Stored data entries

** Start **

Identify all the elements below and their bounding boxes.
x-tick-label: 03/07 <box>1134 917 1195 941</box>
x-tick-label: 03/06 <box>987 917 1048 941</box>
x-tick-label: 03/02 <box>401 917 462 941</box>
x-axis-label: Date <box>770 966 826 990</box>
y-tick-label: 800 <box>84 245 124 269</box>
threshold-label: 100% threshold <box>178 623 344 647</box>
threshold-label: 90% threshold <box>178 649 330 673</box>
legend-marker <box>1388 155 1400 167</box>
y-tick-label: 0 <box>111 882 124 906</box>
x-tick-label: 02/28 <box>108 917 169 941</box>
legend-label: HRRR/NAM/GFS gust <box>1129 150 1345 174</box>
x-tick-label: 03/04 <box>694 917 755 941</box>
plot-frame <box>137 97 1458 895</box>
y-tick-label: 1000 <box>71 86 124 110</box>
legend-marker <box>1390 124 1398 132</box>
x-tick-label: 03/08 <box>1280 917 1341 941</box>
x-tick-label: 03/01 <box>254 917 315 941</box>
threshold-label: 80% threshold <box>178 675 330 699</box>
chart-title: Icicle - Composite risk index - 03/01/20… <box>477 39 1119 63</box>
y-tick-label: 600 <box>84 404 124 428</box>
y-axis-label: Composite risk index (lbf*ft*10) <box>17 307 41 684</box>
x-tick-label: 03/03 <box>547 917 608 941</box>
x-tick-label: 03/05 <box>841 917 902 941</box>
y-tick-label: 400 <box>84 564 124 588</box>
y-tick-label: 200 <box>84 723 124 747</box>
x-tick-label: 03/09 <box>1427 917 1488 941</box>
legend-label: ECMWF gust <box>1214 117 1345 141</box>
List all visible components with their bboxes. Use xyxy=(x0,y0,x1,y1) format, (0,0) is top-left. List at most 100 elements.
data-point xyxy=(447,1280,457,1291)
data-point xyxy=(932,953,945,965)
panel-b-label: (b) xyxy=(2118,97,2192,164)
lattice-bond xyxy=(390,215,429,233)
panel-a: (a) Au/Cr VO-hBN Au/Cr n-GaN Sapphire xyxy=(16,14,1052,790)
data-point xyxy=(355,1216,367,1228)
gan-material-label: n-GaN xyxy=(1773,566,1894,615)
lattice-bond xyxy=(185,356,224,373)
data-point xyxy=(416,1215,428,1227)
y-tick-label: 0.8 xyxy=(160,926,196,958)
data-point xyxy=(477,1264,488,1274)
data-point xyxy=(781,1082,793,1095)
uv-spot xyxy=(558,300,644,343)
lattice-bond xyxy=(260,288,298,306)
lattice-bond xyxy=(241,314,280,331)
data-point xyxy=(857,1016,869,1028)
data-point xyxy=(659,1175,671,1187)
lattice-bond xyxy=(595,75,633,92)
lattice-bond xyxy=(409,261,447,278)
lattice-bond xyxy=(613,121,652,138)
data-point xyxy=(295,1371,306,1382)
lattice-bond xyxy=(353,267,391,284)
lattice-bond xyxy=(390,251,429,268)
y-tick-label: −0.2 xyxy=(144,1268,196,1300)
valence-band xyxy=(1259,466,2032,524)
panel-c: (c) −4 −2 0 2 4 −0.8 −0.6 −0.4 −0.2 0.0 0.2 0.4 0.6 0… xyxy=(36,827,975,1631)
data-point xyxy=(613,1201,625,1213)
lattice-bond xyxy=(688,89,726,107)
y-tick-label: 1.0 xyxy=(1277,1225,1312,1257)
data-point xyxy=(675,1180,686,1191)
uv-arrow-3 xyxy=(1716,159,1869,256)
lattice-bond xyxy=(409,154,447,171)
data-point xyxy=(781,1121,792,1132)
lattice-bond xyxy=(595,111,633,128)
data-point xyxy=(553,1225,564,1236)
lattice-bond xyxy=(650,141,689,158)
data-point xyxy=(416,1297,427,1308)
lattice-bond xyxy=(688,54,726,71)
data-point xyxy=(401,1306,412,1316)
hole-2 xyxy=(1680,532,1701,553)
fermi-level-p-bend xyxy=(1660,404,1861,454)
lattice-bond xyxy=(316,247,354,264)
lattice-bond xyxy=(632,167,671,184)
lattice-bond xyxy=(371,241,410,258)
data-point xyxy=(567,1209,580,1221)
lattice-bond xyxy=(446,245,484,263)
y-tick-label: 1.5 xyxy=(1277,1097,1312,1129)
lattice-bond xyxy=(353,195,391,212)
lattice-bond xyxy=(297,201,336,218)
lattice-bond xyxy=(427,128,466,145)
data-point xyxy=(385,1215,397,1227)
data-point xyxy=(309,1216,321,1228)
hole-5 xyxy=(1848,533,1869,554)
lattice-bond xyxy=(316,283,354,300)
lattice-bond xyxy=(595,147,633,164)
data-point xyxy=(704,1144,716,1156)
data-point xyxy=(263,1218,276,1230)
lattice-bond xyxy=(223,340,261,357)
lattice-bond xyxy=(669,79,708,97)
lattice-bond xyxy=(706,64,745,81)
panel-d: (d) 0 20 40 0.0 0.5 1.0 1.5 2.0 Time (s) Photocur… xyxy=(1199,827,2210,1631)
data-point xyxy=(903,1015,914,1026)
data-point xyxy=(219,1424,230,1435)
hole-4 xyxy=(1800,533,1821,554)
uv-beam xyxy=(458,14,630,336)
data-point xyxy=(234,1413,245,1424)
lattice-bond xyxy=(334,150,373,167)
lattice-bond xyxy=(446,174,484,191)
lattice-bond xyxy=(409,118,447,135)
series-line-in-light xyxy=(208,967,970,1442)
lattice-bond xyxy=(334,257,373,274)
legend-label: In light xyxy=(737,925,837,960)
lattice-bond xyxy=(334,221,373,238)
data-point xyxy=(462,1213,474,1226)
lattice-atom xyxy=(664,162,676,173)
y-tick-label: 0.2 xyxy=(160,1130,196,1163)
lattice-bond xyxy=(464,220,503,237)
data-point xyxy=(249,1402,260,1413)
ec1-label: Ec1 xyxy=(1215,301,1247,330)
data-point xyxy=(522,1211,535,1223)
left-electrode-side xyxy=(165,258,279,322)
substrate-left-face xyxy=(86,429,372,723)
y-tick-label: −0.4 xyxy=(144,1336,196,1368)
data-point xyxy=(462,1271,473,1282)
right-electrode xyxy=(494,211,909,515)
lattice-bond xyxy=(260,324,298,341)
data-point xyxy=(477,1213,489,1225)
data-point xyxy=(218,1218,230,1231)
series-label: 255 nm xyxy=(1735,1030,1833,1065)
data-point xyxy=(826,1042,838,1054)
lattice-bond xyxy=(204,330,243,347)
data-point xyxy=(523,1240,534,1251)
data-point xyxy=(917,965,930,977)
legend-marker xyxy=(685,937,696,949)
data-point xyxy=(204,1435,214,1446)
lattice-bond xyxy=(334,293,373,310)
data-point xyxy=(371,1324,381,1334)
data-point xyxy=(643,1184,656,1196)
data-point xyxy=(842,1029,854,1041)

** End **

=== Goal ===
Please write out every one of the lines above, word for word and in the same order.

=== Right answer ===
Identify all the elements below and their bounding boxes.
x-tick-label: 03/07 <box>1134 917 1195 941</box>
x-tick-label: 03/06 <box>987 917 1048 941</box>
x-tick-label: 03/02 <box>401 917 462 941</box>
x-axis-label: Date <box>770 966 826 990</box>
y-tick-label: 800 <box>84 245 124 269</box>
threshold-label: 100% threshold <box>178 623 344 647</box>
threshold-label: 90% threshold <box>178 649 330 673</box>
legend-marker <box>1388 155 1400 167</box>
y-tick-label: 0 <box>111 882 124 906</box>
x-tick-label: 02/28 <box>108 917 169 941</box>
legend-label: HRRR/NAM/GFS gust <box>1129 150 1345 174</box>
x-tick-label: 03/04 <box>694 917 755 941</box>
plot-frame <box>137 97 1458 895</box>
y-tick-label: 1000 <box>71 86 124 110</box>
legend-marker <box>1390 124 1398 132</box>
x-tick-label: 03/08 <box>1280 917 1341 941</box>
x-tick-label: 03/01 <box>254 917 315 941</box>
threshold-label: 80% threshold <box>178 675 330 699</box>
chart-title: Icicle - Composite risk index - 03/01/20… <box>477 39 1119 63</box>
y-tick-label: 600 <box>84 404 124 428</box>
y-axis-label: Composite risk index (lbf*ft*10) <box>17 307 41 684</box>
x-tick-label: 03/03 <box>547 917 608 941</box>
x-tick-label: 03/05 <box>841 917 902 941</box>
y-tick-label: 400 <box>84 564 124 588</box>
y-tick-label: 200 <box>84 723 124 747</box>
x-tick-label: 03/09 <box>1427 917 1488 941</box>
legend-label: ECMWF gust <box>1214 117 1345 141</box>
List all visible components with their bboxes. Use xyxy=(x0,y0,x1,y1) format, (0,0) is top-left. List at most 100 elements.
data-point xyxy=(447,1280,457,1291)
data-point xyxy=(932,953,945,965)
panel-b-label: (b) xyxy=(2118,97,2192,164)
lattice-bond xyxy=(390,215,429,233)
panel-a: (a) Au/Cr VO-hBN Au/Cr n-GaN Sapphire xyxy=(16,14,1052,790)
data-point xyxy=(355,1216,367,1228)
gan-material-label: n-GaN xyxy=(1773,566,1894,615)
lattice-bond xyxy=(185,356,224,373)
data-point xyxy=(416,1215,428,1227)
y-tick-label: 0.8 xyxy=(160,926,196,958)
data-point xyxy=(477,1264,488,1274)
data-point xyxy=(781,1082,793,1095)
uv-spot xyxy=(558,300,644,343)
lattice-bond xyxy=(260,288,298,306)
lattice-bond xyxy=(241,314,280,331)
data-point xyxy=(857,1016,869,1028)
data-point xyxy=(659,1175,671,1187)
lattice-bond xyxy=(595,75,633,92)
lattice-bond xyxy=(409,261,447,278)
lattice-bond xyxy=(613,121,652,138)
data-point xyxy=(295,1371,306,1382)
lattice-bond xyxy=(353,267,391,284)
lattice-bond xyxy=(390,251,429,268)
y-tick-label: −0.2 xyxy=(144,1268,196,1300)
valence-band xyxy=(1259,466,2032,524)
panel-c: (c) −4 −2 0 2 4 −0.8 −0.6 −0.4 −0.2 0.0 0.2 0.4 0.6 0… xyxy=(36,827,975,1631)
data-point xyxy=(613,1201,625,1213)
lattice-bond xyxy=(688,89,726,107)
y-tick-label: 1.0 xyxy=(1277,1225,1312,1257)
data-point xyxy=(675,1180,686,1191)
uv-arrow-3 xyxy=(1716,159,1869,256)
lattice-bond xyxy=(409,154,447,171)
data-point xyxy=(781,1121,792,1132)
lattice-bond xyxy=(595,111,633,128)
data-point xyxy=(553,1225,564,1236)
lattice-bond xyxy=(650,141,689,158)
data-point xyxy=(416,1297,427,1308)
lattice-bond xyxy=(688,54,726,71)
data-point xyxy=(401,1306,412,1316)
hole-2 xyxy=(1680,532,1701,553)
fermi-level-p-bend xyxy=(1660,404,1861,454)
lattice-bond xyxy=(316,247,354,264)
lattice-bond xyxy=(632,167,671,184)
lattice-bond xyxy=(371,241,410,258)
data-point xyxy=(567,1209,580,1221)
lattice-bond xyxy=(446,245,484,263)
y-tick-label: 1.5 xyxy=(1277,1097,1312,1129)
lattice-bond xyxy=(353,195,391,212)
lattice-bond xyxy=(297,201,336,218)
lattice-bond xyxy=(427,128,466,145)
data-point xyxy=(385,1215,397,1227)
data-point xyxy=(309,1216,321,1228)
hole-5 xyxy=(1848,533,1869,554)
lattice-bond xyxy=(316,283,354,300)
lattice-bond xyxy=(595,147,633,164)
data-point xyxy=(704,1144,716,1156)
data-point xyxy=(263,1218,276,1230)
lattice-bond xyxy=(223,340,261,357)
lattice-bond xyxy=(669,79,708,97)
lattice-bond xyxy=(706,64,745,81)
panel-d: (d) 0 20 40 0.0 0.5 1.0 1.5 2.0 Time (s) Photocur… xyxy=(1199,827,2210,1631)
data-point xyxy=(903,1015,914,1026)
data-point xyxy=(219,1424,230,1435)
hole-4 xyxy=(1800,533,1821,554)
uv-beam xyxy=(458,14,630,336)
data-point xyxy=(234,1413,245,1424)
lattice-bond xyxy=(334,150,373,167)
lattice-bond xyxy=(446,174,484,191)
lattice-bond xyxy=(409,118,447,135)
series-line-in-light xyxy=(208,967,970,1442)
lattice-bond xyxy=(334,257,373,274)
legend-label: In light xyxy=(737,925,837,960)
lattice-bond xyxy=(334,221,373,238)
data-point xyxy=(462,1213,474,1226)
lattice-atom xyxy=(664,162,676,173)
y-tick-label: 0.2 xyxy=(160,1130,196,1163)
lattice-bond xyxy=(464,220,503,237)
data-point xyxy=(249,1402,260,1413)
ec1-label: Ec1 xyxy=(1215,301,1247,330)
data-point xyxy=(522,1211,535,1223)
left-electrode-side xyxy=(165,258,279,322)
substrate-left-face xyxy=(86,429,372,723)
y-tick-label: −0.4 xyxy=(144,1336,196,1368)
data-point xyxy=(462,1271,473,1282)
right-electrode xyxy=(494,211,909,515)
lattice-bond xyxy=(260,324,298,341)
data-point xyxy=(477,1213,489,1225)
data-point xyxy=(218,1218,230,1231)
series-label: 255 nm xyxy=(1735,1030,1833,1065)
data-point xyxy=(826,1042,838,1054)
lattice-bond xyxy=(204,330,243,347)
data-point xyxy=(523,1240,534,1251)
data-point xyxy=(917,965,930,977)
legend-marker xyxy=(685,937,696,949)
data-point xyxy=(204,1435,214,1446)
lattice-bond xyxy=(334,293,373,310)
data-point xyxy=(371,1324,381,1334)
data-point xyxy=(643,1184,656,1196)
data-point xyxy=(842,1029,854,1041)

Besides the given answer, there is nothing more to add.